- **Given instruction**:
Give the number of lines that contain the string "screenshot", and nothing else.

:::::

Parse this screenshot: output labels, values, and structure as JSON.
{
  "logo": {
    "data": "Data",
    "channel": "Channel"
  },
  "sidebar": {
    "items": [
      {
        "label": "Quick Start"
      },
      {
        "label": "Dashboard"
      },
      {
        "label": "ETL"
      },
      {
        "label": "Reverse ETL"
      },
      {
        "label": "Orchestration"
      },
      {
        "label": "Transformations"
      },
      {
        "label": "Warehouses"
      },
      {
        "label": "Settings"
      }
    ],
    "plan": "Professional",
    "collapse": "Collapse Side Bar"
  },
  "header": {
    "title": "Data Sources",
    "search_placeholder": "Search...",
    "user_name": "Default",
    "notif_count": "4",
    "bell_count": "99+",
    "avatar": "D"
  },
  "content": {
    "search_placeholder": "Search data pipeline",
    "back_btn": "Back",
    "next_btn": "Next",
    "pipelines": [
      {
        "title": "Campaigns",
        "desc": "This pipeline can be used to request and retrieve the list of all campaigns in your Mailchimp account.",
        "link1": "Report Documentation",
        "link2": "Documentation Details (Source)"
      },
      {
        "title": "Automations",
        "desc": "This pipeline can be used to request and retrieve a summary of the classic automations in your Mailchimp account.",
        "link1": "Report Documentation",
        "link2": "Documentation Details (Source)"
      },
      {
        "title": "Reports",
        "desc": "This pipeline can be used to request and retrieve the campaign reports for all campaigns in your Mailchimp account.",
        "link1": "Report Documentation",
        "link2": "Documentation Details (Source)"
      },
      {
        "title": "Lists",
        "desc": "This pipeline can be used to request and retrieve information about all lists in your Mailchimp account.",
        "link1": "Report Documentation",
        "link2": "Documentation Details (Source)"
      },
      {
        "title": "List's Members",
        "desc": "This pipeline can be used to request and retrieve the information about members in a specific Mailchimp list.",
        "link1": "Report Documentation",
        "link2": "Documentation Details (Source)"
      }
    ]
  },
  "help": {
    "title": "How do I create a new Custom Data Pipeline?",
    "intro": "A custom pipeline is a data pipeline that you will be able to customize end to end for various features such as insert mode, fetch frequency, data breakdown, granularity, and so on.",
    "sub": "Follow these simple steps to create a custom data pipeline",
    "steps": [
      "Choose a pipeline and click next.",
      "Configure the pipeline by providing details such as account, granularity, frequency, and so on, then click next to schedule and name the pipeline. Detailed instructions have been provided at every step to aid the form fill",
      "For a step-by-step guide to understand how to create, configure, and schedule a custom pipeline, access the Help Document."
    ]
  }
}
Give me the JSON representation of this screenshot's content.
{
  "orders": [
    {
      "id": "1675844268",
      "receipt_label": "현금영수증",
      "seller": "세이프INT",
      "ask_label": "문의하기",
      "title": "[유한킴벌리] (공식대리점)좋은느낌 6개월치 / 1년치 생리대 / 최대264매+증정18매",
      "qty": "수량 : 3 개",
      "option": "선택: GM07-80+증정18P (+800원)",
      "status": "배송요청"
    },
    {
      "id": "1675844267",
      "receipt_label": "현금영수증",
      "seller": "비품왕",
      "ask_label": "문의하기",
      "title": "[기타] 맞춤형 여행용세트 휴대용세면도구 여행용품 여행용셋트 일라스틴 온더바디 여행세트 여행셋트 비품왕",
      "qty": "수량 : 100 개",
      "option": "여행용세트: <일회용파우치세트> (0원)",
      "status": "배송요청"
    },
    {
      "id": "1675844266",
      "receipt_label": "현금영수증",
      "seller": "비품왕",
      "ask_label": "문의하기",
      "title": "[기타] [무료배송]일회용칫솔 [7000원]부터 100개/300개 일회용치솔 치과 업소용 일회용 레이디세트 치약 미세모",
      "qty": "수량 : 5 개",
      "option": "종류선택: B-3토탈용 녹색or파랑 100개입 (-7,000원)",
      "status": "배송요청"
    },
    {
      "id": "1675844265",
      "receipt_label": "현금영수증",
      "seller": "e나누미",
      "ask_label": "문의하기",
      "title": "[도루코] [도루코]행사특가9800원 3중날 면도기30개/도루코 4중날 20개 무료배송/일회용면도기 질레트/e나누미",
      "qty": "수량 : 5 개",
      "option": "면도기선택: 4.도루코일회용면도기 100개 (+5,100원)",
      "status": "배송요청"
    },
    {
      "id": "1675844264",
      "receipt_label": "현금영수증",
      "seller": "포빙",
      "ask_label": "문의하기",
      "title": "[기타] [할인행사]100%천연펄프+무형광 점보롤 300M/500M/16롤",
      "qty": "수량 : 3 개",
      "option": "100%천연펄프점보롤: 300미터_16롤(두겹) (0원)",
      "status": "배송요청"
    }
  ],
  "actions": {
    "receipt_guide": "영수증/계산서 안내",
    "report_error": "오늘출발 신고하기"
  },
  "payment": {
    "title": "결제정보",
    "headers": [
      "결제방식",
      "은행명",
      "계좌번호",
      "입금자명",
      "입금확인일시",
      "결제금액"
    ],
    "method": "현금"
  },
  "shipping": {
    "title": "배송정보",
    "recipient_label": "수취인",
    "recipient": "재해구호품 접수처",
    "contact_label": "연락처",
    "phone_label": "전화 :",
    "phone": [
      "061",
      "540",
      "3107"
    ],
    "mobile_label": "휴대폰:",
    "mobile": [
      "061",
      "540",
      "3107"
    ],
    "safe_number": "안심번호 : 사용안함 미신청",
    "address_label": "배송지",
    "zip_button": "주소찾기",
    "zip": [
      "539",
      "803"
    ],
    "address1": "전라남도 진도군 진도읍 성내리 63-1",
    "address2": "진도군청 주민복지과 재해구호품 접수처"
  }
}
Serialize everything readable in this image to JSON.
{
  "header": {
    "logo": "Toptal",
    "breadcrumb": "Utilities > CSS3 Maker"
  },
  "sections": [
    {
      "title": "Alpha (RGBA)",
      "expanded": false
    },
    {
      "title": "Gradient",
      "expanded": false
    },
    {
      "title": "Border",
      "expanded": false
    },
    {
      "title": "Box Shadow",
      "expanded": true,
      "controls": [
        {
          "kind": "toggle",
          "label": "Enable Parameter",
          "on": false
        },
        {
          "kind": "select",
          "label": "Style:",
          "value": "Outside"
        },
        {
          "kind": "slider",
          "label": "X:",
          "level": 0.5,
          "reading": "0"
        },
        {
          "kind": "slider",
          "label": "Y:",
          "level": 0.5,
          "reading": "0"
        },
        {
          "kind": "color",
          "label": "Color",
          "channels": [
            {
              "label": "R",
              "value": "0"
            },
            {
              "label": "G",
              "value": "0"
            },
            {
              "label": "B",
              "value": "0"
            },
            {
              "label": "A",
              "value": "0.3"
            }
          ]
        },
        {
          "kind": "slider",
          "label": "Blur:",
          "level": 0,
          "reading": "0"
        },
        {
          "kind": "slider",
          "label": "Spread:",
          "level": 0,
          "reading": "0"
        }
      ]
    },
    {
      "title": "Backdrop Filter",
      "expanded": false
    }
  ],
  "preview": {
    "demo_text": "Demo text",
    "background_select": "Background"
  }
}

:::::

- **Complete response**:
2